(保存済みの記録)
◆ ◆ ◆ ◆
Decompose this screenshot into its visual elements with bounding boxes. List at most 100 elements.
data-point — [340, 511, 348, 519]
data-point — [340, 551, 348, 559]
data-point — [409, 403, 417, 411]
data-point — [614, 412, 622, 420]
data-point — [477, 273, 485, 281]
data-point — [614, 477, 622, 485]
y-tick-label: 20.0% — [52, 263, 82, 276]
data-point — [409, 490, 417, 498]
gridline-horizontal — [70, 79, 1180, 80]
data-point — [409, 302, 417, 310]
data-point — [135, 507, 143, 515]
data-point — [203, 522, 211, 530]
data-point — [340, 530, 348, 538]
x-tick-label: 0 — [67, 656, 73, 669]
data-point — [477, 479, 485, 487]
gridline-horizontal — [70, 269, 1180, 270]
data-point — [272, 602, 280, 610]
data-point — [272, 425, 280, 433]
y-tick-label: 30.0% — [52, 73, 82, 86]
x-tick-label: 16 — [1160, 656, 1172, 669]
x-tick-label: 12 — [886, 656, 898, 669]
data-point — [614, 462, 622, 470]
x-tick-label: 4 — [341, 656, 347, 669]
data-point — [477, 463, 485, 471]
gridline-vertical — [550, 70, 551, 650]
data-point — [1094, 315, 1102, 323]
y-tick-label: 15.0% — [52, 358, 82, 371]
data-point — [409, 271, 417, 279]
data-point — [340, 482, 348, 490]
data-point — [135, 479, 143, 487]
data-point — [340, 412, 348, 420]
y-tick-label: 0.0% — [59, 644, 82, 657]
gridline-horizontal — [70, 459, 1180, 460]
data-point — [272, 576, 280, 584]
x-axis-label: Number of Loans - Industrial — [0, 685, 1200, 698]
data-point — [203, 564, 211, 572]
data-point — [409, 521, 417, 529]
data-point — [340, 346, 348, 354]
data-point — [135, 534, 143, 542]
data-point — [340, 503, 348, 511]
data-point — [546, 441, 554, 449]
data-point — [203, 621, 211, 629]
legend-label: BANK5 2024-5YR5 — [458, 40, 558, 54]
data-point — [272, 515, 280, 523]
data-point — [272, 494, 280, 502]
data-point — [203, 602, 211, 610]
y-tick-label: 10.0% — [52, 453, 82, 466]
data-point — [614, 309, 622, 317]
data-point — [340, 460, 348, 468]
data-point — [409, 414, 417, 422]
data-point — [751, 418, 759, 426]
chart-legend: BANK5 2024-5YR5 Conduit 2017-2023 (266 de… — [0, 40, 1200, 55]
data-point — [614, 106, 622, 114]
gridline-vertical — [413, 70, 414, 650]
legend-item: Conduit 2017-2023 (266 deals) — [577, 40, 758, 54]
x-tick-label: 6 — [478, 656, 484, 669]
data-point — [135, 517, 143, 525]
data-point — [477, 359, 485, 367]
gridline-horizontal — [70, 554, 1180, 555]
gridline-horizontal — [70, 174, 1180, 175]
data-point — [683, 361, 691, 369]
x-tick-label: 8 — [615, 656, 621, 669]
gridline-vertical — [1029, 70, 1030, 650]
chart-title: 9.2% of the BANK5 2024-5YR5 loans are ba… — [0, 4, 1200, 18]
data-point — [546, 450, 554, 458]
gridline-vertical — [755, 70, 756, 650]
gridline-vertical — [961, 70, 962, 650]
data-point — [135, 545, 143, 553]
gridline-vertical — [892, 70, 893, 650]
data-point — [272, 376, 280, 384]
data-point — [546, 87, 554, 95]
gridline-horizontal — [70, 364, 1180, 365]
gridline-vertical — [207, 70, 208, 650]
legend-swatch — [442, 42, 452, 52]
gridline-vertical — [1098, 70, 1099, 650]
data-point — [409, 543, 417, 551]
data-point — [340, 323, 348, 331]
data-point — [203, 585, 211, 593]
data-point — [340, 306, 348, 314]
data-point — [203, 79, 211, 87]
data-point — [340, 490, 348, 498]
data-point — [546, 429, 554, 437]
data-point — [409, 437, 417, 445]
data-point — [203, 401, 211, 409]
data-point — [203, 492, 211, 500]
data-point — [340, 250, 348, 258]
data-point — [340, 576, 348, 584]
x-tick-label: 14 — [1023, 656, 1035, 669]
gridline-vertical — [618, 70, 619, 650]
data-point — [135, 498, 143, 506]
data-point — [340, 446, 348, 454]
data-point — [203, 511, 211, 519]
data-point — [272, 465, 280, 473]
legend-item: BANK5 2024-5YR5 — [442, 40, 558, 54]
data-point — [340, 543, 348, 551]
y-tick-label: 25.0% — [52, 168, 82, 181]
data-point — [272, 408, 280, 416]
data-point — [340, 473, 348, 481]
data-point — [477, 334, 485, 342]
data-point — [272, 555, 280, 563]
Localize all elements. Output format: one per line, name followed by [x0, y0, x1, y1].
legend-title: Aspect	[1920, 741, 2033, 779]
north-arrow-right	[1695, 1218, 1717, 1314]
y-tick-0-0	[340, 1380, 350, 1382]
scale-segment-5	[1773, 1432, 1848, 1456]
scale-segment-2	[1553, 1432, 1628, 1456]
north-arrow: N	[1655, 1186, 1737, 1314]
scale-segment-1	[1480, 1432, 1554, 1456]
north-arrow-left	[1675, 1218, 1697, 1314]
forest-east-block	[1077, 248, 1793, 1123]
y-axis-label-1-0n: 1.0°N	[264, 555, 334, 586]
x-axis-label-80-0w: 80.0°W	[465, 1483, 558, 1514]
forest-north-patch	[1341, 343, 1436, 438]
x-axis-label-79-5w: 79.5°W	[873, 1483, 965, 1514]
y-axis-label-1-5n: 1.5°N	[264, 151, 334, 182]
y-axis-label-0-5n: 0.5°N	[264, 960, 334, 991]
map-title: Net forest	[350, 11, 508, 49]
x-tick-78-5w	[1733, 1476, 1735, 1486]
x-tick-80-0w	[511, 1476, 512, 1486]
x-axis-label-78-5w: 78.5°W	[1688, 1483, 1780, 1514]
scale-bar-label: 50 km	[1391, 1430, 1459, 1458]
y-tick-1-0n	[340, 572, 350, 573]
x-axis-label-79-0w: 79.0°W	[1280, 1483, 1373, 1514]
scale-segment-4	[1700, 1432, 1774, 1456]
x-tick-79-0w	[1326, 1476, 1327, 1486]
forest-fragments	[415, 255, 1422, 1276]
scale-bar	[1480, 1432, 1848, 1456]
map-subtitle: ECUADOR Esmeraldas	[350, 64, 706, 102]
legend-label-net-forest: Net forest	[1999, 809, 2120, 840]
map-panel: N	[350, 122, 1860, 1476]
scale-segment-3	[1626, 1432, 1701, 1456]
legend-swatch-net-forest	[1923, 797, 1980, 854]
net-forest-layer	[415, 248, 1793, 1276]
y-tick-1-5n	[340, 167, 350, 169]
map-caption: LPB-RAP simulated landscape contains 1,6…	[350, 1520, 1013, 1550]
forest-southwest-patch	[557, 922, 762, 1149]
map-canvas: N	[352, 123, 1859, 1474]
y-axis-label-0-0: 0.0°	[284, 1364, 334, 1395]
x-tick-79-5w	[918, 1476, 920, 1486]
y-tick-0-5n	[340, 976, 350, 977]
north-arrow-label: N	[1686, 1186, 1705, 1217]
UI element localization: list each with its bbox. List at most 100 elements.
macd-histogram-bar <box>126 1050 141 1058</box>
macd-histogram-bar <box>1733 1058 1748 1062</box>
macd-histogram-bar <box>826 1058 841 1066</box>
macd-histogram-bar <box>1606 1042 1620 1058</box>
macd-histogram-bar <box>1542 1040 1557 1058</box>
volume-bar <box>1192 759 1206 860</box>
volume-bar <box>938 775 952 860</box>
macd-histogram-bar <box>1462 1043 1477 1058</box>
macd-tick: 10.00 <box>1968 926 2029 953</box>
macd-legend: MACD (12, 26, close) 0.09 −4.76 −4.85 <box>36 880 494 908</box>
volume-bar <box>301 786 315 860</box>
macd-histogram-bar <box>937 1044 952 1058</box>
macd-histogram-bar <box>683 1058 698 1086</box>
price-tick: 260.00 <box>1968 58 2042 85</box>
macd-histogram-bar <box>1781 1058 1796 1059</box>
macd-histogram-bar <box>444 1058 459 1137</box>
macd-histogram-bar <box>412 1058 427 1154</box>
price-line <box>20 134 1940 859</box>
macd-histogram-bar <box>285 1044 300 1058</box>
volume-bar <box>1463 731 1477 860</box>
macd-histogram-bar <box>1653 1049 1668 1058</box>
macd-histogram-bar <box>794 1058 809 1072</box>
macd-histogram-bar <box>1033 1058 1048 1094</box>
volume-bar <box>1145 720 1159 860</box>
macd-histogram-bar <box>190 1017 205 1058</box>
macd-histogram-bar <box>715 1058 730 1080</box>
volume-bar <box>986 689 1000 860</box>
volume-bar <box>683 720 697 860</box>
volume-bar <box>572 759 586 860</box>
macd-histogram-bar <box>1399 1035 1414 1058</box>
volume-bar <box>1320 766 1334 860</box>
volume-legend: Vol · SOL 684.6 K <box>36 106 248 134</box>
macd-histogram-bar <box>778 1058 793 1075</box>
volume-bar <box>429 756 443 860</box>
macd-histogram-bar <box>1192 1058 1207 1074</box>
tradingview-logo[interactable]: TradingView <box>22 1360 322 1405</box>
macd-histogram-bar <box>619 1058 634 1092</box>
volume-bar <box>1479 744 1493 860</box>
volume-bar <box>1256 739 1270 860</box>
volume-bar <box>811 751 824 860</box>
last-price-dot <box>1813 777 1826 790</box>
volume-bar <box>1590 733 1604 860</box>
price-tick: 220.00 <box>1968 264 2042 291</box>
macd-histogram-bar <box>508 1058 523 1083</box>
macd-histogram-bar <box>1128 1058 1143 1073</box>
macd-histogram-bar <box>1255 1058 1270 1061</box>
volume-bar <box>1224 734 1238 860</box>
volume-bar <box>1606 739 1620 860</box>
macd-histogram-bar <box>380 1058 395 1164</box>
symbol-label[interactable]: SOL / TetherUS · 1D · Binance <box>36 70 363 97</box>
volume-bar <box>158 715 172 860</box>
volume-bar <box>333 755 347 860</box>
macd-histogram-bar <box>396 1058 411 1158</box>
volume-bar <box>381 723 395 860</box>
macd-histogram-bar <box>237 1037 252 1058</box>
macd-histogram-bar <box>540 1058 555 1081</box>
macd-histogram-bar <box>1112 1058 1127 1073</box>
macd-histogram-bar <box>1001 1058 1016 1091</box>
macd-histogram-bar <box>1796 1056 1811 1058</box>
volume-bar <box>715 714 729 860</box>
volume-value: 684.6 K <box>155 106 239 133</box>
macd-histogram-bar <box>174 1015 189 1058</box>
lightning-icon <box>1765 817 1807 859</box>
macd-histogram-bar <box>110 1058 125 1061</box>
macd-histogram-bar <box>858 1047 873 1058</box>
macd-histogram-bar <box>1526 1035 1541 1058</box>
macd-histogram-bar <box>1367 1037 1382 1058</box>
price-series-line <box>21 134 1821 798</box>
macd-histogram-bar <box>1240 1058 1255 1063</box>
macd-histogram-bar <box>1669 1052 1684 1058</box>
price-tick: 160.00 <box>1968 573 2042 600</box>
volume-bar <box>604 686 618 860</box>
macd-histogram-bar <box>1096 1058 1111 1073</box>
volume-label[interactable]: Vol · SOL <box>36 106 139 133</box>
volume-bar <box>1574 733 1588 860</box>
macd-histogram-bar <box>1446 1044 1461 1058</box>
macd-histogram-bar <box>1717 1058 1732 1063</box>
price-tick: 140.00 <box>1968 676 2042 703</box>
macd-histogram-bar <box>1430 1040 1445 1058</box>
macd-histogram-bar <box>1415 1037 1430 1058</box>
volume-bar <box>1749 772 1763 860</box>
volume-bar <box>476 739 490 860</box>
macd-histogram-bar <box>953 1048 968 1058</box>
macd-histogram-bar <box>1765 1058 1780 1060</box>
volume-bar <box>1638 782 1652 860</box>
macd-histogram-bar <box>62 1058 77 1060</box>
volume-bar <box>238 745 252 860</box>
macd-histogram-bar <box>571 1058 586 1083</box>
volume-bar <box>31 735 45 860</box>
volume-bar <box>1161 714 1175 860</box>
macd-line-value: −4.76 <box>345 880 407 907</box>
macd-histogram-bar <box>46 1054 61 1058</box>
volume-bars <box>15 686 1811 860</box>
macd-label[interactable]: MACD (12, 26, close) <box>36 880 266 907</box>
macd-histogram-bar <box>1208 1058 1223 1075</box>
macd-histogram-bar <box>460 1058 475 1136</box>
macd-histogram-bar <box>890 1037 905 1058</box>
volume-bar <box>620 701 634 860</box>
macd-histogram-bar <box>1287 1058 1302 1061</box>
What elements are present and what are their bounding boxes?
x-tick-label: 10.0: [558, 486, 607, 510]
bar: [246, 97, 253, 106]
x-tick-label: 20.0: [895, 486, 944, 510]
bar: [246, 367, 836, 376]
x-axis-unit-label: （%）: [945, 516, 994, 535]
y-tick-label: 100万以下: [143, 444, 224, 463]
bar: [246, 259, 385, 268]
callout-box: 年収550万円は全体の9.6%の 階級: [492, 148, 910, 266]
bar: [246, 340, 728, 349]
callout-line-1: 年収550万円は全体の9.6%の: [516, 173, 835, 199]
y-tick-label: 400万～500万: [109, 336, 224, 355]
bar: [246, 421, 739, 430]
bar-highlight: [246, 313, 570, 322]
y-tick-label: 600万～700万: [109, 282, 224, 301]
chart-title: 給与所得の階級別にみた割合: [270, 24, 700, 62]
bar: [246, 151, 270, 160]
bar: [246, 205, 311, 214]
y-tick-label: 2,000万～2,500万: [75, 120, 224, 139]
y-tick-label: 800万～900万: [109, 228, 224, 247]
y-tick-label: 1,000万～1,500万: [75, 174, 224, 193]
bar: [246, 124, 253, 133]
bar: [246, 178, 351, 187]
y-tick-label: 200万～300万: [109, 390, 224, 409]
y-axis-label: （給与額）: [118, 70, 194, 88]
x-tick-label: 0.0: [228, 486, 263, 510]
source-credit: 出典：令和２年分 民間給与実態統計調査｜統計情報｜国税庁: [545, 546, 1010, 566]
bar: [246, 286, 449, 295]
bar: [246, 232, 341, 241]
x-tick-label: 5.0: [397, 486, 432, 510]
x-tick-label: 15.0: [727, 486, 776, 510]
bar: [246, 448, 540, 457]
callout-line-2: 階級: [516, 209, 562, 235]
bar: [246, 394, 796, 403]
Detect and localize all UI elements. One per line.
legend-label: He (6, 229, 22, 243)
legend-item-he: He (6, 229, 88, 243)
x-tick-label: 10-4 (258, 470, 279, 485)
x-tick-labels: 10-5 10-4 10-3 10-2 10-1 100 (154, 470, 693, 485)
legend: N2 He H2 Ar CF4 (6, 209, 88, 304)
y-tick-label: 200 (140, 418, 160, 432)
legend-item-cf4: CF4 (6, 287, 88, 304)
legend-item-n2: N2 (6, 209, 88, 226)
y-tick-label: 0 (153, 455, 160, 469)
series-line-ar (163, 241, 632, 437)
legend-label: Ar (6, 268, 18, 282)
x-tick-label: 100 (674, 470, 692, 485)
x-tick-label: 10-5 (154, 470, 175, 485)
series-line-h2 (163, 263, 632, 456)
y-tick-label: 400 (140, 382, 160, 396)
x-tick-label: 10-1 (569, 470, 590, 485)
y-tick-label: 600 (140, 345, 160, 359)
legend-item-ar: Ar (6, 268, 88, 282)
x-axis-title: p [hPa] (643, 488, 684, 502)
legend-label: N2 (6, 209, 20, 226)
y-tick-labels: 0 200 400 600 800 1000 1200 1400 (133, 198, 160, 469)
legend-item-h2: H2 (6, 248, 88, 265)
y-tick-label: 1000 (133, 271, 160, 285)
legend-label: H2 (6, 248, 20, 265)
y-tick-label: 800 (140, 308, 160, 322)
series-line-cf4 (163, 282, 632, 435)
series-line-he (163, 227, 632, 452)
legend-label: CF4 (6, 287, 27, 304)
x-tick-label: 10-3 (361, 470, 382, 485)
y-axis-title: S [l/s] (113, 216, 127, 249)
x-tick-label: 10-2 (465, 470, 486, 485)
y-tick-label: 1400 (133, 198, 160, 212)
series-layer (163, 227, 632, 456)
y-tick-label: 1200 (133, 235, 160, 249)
◆ ◆ ◆ ◆
**解決課題**
先頭の行から「gridline-vertical — [550, 70, 551, 650]」を含む行までを、「gridline-horizontal」を「hline」に置換し、それ以外は変更せずに再掲せよ。

**記述回答**
Decompose this screenshot into its visual elements with bounding boxes. List at most 100 elements.
data-point — [340, 511, 348, 519]
data-point — [340, 551, 348, 559]
data-point — [409, 403, 417, 411]
data-point — [614, 412, 622, 420]
data-point — [477, 273, 485, 281]
data-point — [614, 477, 622, 485]
y-tick-label: 20.0% — [52, 263, 82, 276]
data-point — [409, 490, 417, 498]
hline — [70, 79, 1180, 80]
data-point — [409, 302, 417, 310]
data-point — [135, 507, 143, 515]
data-point — [203, 522, 211, 530]
data-point — [340, 530, 348, 538]
x-tick-label: 0 — [67, 656, 73, 669]
data-point — [477, 479, 485, 487]
hline — [70, 269, 1180, 270]
data-point — [272, 602, 280, 610]
data-point — [272, 425, 280, 433]
y-tick-label: 30.0% — [52, 73, 82, 86]
x-tick-label: 16 — [1160, 656, 1172, 669]
x-tick-label: 12 — [886, 656, 898, 669]
data-point — [614, 462, 622, 470]
x-tick-label: 4 — [341, 656, 347, 669]
data-point — [477, 463, 485, 471]
gridline-vertical — [550, 70, 551, 650]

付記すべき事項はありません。